Copy each line in which the string "должны" occurs.

*-*-*

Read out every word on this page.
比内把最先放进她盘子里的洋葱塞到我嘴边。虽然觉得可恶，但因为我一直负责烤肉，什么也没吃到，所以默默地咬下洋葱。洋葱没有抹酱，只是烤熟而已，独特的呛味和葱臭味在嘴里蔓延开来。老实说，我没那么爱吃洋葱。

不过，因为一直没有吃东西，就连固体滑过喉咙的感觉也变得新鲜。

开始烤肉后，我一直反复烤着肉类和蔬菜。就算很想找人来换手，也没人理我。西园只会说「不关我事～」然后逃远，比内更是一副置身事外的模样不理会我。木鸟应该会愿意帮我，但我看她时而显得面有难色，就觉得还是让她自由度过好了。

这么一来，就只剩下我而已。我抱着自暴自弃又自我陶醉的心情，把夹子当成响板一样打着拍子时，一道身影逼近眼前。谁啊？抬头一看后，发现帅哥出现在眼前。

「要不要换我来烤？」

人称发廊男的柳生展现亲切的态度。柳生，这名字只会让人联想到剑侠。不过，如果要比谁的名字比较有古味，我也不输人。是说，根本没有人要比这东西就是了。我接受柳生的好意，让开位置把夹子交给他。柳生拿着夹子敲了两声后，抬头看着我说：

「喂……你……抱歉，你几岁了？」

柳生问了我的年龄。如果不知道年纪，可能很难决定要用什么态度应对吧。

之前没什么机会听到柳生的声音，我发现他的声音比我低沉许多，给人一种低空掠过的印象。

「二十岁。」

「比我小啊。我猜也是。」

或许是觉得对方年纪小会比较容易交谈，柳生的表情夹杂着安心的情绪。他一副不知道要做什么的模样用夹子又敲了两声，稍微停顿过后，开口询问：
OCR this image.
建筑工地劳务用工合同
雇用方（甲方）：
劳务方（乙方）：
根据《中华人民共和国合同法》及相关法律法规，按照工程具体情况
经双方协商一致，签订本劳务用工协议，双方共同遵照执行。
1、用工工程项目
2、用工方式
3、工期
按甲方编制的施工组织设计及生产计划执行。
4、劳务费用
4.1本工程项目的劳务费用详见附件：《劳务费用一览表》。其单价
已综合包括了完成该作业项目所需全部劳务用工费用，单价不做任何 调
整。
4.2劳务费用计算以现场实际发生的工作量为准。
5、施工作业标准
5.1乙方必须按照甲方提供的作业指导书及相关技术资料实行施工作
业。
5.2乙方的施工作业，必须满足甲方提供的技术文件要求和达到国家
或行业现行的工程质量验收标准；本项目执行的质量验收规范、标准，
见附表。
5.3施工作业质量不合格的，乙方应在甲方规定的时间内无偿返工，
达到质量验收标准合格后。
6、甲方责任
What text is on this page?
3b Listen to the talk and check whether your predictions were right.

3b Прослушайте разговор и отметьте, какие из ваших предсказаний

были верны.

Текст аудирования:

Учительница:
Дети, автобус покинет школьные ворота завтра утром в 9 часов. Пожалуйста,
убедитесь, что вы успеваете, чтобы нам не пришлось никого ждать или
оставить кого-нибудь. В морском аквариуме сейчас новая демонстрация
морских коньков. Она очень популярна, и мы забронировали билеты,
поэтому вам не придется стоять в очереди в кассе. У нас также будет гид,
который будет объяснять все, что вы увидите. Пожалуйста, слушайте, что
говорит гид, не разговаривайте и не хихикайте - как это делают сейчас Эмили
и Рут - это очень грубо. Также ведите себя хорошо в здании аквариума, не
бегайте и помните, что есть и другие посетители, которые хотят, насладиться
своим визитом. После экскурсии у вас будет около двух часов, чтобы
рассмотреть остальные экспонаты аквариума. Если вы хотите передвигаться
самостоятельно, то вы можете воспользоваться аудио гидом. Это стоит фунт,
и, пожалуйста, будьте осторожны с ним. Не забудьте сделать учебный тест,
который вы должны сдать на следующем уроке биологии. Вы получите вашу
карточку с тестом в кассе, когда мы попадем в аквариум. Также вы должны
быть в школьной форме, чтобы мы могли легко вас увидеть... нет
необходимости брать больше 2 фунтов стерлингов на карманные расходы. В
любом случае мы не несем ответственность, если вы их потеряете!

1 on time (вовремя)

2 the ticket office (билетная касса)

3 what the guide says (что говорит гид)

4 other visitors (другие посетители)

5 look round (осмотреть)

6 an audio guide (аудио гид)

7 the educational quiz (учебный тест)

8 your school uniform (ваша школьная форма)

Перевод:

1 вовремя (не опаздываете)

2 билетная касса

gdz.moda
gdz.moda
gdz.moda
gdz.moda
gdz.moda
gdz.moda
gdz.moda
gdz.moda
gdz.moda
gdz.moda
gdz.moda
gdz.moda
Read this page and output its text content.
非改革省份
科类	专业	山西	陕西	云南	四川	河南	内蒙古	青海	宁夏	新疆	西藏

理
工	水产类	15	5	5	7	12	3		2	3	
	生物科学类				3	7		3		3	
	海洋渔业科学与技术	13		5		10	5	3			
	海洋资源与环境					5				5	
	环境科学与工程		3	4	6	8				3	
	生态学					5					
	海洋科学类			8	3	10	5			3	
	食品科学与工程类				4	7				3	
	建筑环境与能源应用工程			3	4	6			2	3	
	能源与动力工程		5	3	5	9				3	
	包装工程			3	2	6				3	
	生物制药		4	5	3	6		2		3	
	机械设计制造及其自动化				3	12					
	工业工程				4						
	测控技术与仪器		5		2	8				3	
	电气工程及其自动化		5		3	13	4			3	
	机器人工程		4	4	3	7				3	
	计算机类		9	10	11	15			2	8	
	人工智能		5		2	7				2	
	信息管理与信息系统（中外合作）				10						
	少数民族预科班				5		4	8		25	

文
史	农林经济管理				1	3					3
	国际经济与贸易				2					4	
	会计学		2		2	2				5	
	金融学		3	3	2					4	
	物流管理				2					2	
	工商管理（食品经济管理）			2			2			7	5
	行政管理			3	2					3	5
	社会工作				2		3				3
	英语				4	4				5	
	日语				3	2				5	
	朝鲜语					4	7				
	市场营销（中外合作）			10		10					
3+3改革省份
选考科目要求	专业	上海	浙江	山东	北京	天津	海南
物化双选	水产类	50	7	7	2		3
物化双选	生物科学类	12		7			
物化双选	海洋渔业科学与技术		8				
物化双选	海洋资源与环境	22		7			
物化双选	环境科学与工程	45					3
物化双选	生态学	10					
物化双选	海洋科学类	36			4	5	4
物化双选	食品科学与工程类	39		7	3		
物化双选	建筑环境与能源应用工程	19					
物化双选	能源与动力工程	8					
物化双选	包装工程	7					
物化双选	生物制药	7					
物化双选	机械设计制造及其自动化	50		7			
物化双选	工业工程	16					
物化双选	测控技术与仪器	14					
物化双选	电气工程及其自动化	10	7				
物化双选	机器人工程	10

*-*-*

◆ **Correct response**
который вы должны сдать на следующем уроке биологии. Вы получите вашу
карточку с тестом в кассе, когда мы попадем в аквариум. Также вы должны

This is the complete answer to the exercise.